What the task requires
Your answer should be a single number: the count of lines that hold the word "applications".

☆ ☆ ☆

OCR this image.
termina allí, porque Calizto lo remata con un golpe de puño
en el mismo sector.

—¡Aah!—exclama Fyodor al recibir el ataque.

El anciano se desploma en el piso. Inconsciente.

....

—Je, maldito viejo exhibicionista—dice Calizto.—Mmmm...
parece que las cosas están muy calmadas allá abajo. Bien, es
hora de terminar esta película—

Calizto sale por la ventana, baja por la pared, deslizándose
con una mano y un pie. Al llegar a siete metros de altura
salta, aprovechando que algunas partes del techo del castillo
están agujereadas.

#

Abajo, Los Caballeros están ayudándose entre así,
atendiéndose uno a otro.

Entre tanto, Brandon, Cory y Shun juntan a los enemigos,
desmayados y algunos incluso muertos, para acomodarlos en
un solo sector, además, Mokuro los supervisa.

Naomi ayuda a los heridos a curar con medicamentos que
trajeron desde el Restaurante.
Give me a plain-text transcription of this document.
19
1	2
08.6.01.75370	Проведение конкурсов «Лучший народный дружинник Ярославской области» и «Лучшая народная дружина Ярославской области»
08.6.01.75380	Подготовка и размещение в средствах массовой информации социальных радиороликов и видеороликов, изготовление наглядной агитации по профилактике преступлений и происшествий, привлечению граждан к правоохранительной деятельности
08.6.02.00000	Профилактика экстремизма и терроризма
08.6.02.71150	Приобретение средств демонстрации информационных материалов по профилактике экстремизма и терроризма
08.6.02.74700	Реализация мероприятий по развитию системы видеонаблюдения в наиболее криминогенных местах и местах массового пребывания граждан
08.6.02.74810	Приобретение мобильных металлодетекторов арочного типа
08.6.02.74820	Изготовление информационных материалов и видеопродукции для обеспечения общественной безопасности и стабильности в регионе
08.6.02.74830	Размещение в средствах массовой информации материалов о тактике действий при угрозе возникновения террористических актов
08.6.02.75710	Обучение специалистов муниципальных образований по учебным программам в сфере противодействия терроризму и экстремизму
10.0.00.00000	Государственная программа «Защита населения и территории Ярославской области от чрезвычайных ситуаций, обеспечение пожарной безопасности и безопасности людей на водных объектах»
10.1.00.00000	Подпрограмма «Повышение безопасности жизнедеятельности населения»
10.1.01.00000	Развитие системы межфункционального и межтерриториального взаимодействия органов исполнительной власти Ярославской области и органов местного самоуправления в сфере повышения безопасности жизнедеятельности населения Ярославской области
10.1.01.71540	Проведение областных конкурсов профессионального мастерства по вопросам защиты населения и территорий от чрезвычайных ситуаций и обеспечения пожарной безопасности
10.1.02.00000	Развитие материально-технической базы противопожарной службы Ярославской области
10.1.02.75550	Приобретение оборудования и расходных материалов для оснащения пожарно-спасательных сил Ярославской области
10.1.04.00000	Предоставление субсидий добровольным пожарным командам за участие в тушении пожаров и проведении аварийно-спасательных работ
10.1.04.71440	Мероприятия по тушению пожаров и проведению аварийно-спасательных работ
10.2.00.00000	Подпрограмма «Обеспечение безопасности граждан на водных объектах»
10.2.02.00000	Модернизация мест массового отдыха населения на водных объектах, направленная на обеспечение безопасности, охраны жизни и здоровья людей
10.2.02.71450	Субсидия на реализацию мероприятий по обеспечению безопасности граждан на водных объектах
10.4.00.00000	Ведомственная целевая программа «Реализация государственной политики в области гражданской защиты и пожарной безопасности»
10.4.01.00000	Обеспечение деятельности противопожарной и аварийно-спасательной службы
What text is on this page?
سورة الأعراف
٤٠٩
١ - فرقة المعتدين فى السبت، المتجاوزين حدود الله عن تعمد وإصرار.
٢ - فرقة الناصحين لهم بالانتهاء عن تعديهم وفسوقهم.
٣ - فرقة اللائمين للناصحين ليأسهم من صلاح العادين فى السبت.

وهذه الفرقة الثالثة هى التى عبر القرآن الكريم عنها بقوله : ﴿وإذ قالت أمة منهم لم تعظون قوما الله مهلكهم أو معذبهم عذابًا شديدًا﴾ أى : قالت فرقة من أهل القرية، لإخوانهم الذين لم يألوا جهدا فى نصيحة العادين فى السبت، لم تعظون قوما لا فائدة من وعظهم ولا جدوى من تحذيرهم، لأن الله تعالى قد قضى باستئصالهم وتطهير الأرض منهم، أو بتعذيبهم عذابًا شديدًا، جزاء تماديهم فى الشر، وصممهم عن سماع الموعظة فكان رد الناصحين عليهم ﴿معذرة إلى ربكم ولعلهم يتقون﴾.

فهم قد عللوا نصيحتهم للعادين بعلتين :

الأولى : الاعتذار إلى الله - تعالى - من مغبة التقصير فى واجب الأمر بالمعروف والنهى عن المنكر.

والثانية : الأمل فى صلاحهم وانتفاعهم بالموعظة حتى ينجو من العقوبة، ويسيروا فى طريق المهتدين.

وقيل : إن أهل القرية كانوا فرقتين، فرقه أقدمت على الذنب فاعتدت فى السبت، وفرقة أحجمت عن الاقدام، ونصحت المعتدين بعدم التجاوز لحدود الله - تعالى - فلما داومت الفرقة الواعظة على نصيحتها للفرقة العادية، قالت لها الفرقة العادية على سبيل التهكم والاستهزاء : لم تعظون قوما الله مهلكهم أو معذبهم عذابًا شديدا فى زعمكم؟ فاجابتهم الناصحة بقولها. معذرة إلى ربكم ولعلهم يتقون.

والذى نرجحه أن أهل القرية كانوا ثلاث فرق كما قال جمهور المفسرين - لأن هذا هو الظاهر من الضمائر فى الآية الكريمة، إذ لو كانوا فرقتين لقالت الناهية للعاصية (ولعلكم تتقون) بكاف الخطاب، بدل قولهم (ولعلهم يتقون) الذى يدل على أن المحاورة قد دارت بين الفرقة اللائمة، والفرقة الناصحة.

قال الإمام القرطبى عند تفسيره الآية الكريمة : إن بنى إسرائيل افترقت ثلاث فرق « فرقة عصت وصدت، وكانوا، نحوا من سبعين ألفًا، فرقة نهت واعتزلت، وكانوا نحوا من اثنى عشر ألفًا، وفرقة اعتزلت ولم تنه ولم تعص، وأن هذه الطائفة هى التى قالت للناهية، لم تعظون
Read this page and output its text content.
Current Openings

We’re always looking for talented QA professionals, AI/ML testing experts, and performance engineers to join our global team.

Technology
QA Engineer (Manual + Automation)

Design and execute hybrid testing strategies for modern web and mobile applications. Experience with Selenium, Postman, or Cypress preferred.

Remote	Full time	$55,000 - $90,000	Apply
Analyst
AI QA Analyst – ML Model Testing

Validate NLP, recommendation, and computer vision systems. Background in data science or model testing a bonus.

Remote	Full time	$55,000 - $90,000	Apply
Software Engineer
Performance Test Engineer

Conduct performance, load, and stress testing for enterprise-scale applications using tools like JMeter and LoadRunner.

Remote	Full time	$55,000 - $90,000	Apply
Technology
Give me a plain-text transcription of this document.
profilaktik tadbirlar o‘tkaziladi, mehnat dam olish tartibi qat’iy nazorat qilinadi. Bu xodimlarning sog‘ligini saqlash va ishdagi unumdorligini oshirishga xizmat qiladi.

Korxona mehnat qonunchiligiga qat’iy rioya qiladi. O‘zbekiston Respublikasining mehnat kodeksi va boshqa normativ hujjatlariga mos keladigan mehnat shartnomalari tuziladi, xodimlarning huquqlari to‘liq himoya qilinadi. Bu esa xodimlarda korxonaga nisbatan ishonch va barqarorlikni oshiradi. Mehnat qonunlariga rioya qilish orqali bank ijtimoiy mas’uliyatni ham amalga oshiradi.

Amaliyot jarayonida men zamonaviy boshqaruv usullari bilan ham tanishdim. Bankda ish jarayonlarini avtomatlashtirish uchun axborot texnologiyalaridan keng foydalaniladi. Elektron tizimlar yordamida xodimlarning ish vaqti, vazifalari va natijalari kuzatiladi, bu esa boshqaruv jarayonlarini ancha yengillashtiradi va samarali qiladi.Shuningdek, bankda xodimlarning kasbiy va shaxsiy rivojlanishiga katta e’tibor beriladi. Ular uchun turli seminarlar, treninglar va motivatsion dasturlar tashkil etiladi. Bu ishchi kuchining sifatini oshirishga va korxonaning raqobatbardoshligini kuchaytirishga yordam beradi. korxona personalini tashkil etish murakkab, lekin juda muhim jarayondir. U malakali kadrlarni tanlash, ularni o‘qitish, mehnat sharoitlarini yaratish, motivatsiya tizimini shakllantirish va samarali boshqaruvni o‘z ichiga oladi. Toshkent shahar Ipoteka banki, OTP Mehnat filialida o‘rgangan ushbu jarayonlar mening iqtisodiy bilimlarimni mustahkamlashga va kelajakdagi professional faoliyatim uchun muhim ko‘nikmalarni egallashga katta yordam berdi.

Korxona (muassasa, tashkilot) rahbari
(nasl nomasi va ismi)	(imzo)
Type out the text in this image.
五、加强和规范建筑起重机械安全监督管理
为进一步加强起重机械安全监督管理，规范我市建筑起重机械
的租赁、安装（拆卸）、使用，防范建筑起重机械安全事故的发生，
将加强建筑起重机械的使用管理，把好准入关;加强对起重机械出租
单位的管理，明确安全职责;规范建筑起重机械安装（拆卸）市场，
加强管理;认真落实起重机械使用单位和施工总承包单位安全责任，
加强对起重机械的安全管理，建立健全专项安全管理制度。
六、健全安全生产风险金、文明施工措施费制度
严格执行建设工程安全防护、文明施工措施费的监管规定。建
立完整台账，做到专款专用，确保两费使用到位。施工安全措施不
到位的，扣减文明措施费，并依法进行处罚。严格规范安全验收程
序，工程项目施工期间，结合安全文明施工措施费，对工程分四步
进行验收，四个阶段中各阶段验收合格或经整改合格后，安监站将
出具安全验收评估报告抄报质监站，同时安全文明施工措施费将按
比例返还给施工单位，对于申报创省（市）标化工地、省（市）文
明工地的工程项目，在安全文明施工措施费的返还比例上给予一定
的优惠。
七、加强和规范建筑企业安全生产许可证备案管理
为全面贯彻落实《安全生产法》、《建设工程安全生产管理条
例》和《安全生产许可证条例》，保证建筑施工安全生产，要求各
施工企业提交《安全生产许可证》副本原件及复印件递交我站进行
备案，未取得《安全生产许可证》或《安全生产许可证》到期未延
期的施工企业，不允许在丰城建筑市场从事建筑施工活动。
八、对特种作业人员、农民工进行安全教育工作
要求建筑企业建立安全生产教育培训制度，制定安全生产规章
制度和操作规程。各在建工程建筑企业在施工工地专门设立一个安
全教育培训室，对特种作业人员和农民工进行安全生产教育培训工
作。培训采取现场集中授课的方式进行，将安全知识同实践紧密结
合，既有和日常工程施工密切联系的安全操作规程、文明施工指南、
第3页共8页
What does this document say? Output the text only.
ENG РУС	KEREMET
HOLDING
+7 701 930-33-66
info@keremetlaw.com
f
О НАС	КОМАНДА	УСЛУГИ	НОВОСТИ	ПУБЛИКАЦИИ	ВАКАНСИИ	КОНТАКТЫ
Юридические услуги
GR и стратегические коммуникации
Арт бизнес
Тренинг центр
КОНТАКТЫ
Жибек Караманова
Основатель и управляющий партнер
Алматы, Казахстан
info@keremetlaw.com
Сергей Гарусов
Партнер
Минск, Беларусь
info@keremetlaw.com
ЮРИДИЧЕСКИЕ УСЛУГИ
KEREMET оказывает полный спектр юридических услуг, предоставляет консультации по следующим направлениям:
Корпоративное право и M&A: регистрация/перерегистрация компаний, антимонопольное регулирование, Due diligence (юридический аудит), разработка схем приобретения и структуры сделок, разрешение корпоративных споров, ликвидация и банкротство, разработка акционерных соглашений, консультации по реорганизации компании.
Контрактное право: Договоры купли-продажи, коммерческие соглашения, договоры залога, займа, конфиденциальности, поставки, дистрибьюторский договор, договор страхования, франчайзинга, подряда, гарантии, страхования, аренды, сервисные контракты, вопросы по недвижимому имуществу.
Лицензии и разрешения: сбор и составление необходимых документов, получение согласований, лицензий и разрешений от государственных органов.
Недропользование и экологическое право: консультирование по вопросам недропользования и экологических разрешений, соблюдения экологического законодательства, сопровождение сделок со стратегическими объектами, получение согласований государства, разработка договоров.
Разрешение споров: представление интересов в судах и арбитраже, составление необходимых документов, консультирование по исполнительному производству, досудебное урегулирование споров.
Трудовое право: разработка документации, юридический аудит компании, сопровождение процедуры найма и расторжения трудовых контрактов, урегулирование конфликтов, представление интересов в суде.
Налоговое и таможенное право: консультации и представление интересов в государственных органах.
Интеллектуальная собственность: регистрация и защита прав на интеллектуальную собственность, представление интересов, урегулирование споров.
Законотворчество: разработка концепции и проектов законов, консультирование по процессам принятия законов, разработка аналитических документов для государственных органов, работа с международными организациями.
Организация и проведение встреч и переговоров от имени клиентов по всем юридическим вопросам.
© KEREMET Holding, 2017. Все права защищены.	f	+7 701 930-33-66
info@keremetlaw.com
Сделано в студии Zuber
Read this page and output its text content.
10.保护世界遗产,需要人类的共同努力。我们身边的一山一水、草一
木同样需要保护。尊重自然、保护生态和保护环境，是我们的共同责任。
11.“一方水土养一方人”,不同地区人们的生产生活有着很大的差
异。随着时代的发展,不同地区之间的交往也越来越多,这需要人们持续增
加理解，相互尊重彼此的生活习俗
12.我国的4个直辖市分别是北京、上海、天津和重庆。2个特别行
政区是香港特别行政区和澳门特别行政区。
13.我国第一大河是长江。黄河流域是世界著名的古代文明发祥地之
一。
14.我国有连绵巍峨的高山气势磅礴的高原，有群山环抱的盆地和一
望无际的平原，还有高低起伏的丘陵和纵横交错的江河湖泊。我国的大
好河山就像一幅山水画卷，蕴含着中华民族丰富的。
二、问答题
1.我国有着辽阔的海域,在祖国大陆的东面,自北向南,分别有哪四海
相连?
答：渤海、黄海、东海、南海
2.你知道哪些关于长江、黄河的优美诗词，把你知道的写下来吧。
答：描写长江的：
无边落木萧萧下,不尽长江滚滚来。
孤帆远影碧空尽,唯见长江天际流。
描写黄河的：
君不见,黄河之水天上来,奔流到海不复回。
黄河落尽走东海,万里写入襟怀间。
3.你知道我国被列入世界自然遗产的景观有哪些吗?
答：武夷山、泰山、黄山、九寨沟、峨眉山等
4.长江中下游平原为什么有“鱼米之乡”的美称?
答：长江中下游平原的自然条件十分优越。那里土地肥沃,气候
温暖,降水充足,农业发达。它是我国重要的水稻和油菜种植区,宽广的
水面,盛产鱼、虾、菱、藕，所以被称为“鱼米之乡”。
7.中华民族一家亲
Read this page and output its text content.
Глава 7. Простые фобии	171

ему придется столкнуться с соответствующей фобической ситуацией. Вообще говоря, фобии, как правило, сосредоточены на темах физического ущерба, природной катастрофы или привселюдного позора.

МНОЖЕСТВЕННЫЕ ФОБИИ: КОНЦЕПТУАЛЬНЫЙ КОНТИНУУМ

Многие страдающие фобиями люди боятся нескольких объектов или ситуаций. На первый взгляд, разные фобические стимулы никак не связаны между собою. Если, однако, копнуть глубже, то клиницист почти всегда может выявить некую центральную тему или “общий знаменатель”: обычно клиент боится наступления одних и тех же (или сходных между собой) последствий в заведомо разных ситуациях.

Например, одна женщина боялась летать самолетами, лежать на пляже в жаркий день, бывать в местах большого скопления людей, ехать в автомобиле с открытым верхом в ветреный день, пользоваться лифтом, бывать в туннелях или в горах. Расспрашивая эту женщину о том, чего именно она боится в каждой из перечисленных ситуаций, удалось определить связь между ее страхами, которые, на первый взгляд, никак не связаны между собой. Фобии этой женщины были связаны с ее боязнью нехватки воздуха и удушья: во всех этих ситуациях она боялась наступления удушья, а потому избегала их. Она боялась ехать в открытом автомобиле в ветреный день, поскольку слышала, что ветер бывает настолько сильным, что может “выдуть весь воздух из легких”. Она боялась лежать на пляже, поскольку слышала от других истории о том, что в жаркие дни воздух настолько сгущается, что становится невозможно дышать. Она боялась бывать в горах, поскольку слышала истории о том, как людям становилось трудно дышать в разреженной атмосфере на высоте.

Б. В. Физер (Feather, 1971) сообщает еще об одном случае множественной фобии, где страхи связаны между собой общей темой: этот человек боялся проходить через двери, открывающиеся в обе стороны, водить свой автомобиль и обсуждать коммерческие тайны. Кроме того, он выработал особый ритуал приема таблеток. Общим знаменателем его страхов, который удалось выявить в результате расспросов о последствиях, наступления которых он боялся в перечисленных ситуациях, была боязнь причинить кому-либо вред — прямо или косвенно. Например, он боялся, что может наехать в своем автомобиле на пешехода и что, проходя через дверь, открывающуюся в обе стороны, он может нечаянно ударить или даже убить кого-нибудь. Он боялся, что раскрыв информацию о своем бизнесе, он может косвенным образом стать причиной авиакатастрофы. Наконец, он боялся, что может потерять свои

☆ ☆ ☆

Complete answer
2